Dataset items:
* BEGIN *

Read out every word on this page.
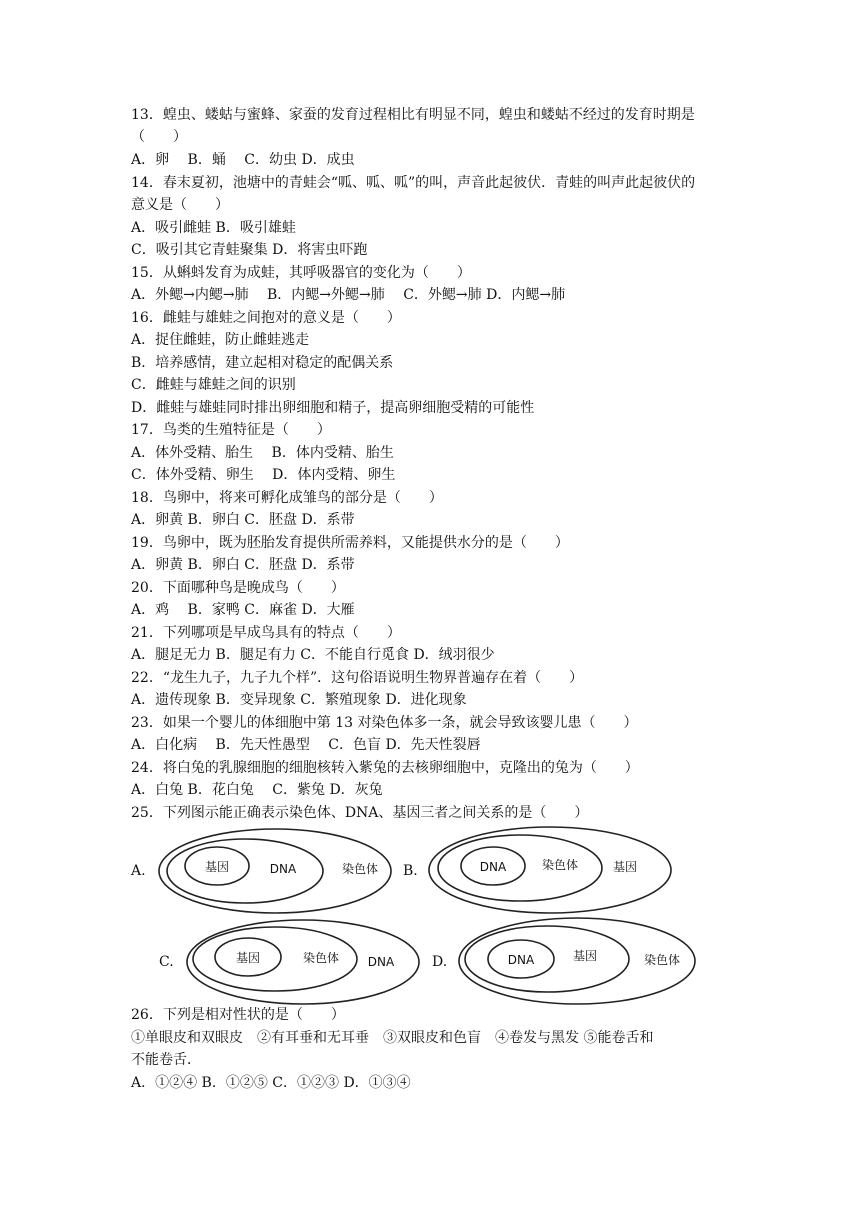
13．蝗虫、蝼蛄与蜜蜂、家蚕的发育过程相比有明显不同，蝗虫和蝼蛄不经过的发育时期是
（　　）
A．卵　 B．蛹　 C．幼虫 D．成虫
14．春末夏初，池塘中的青蛙会“呱、呱、呱”的叫，声音此起彼伏．青蛙的叫声此起彼伏的
意义是（　　）
A．吸引雌蛙 B．吸引雄蛙
C．吸引其它青蛙聚集 D．将害虫吓跑
15．从蝌蚪发育为成蛙，其呼吸器官的变化为（　　）
A．外鳃→内鳃→肺　 B．内鳃→外鳃→肺　 C．外鳃→肺 D．内鳃→肺
16．雌蛙与雄蛙之间抱对的意义是（　　）
A．捉住雌蛙，防止雌蛙逃走
B．培养感情，建立起相对稳定的配偶关系
C．雌蛙与雄蛙之间的识别
D．雌蛙与雄蛙同时排出卵细胞和精子，提高卵细胞受精的可能性
17．鸟类的生殖特征是（　　）
A．体外受精、胎生　 B．体内受精、胎生
C．体外受精、卵生　 D．体内受精、卵生
18．鸟卵中，将来可孵化成雏鸟的部分是（　　）
A．卵黄 B．卵白 C．胚盘 D．系带
19．鸟卵中，既为胚胎发育提供所需养料，又能提供水分的是（　　）
A．卵黄 B．卵白 C．胚盘 D．系带
20．下面哪种鸟是晚成鸟（　　）
A．鸡　 B．家鸭 C．麻雀 D．大雁
21．下列哪项是早成鸟具有的特点（　　）
A．腿足无力 B．腿足有力 C．不能自行觅食 D．绒羽很少
22．“龙生九子，九子九个样”．这句俗语说明生物界普遍存在着（　　）
A．遗传现象 B．变异现象 C．繁殖现象 D．进化现象
23．如果一个婴儿的体细胞中第 13 对染色体多一条，就会导致该婴儿患（　　）
A．白化病　 B．先天性愚型　 C．色盲 D．先天性裂唇
24．将白兔的乳腺细胞的细胞核转入紫兔的去核卵细胞中，克隆出的兔为（　　）
A．白兔 B．花白兔　 C．紫兔 D．灰兔
25．下列图示能正确表示染色体、DNA、基因三者之间关系的是（　　）
A.	基因	DNA	染色体 B.	DNA	染色体	基因
C.	基因	染色体 DNA	D.	DNA	基因	染色体
26．下列是相对性状的是（　　）
①单眼皮和双眼皮　②有耳垂和无耳垂　③双眼皮和色盲　④卷发与黑发 ⑤能卷舌和
不能卷舌．
A．①②④ B．①②⑤ C．①②③ D．①③④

* END *

» **What to produce**: Each line of the data is to be duplicated exactly; pictures stay out of the copy.

» **Full output**:
Read out every word on this page.
13．蝗虫、蝼蛄与蜜蜂、家蚕的发育过程相比有明显不同，蝗虫和蝼蛄不经过的发育时期是
（　　）
A．卵　 B．蛹　 C．幼虫 D．成虫
14．春末夏初，池塘中的青蛙会“呱、呱、呱”的叫，声音此起彼伏．青蛙的叫声此起彼伏的
意义是（　　）
A．吸引雌蛙 B．吸引雄蛙
C．吸引其它青蛙聚集 D．将害虫吓跑
15．从蝌蚪发育为成蛙，其呼吸器官的变化为（　　）
A．外鳃→内鳃→肺　 B．内鳃→外鳃→肺　 C．外鳃→肺 D．内鳃→肺
16．雌蛙与雄蛙之间抱对的意义是（　　）
A．捉住雌蛙，防止雌蛙逃走
B．培养感情，建立起相对稳定的配偶关系
C．雌蛙与雄蛙之间的识别
D．雌蛙与雄蛙同时排出卵细胞和精子，提高卵细胞受精的可能性
17．鸟类的生殖特征是（　　）
A．体外受精、胎生　 B．体内受精、胎生
C．体外受精、卵生　 D．体内受精、卵生
18．鸟卵中，将来可孵化成雏鸟的部分是（　　）
A．卵黄 B．卵白 C．胚盘 D．系带
19．鸟卵中，既为胚胎发育提供所需养料，又能提供水分的是（　　）
A．卵黄 B．卵白 C．胚盘 D．系带
20．下面哪种鸟是晚成鸟（　　）
A．鸡　 B．家鸭 C．麻雀 D．大雁
21．下列哪项是早成鸟具有的特点（　　）
A．腿足无力 B．腿足有力 C．不能自行觅食 D．绒羽很少
22．“龙生九子，九子九个样”．这句俗语说明生物界普遍存在着（　　）
A．遗传现象 B．变异现象 C．繁殖现象 D．进化现象
23．如果一个婴儿的体细胞中第 13 对染色体多一条，就会导致该婴儿患（　　）
A．白化病　 B．先天性愚型　 C．色盲 D．先天性裂唇
24．将白兔的乳腺细胞的细胞核转入紫兔的去核卵细胞中，克隆出的兔为（　　）
A．白兔 B．花白兔　 C．紫兔 D．灰兔
25．下列图示能正确表示染色体、DNA、基因三者之间关系的是（　　）
A.	基因	DNA	染色体 B.	DNA	染色体	基因
C.	基因	染色体 DNA	D.	DNA	基因	染色体
26．下列是相对性状的是（　　）
①单眼皮和双眼皮　②有耳垂和无耳垂　③双眼皮和色盲　④卷发与黑发 ⑤能卷舌和
不能卷舌．
A．①②④ B．①②⑤ C．①②③ D．①③④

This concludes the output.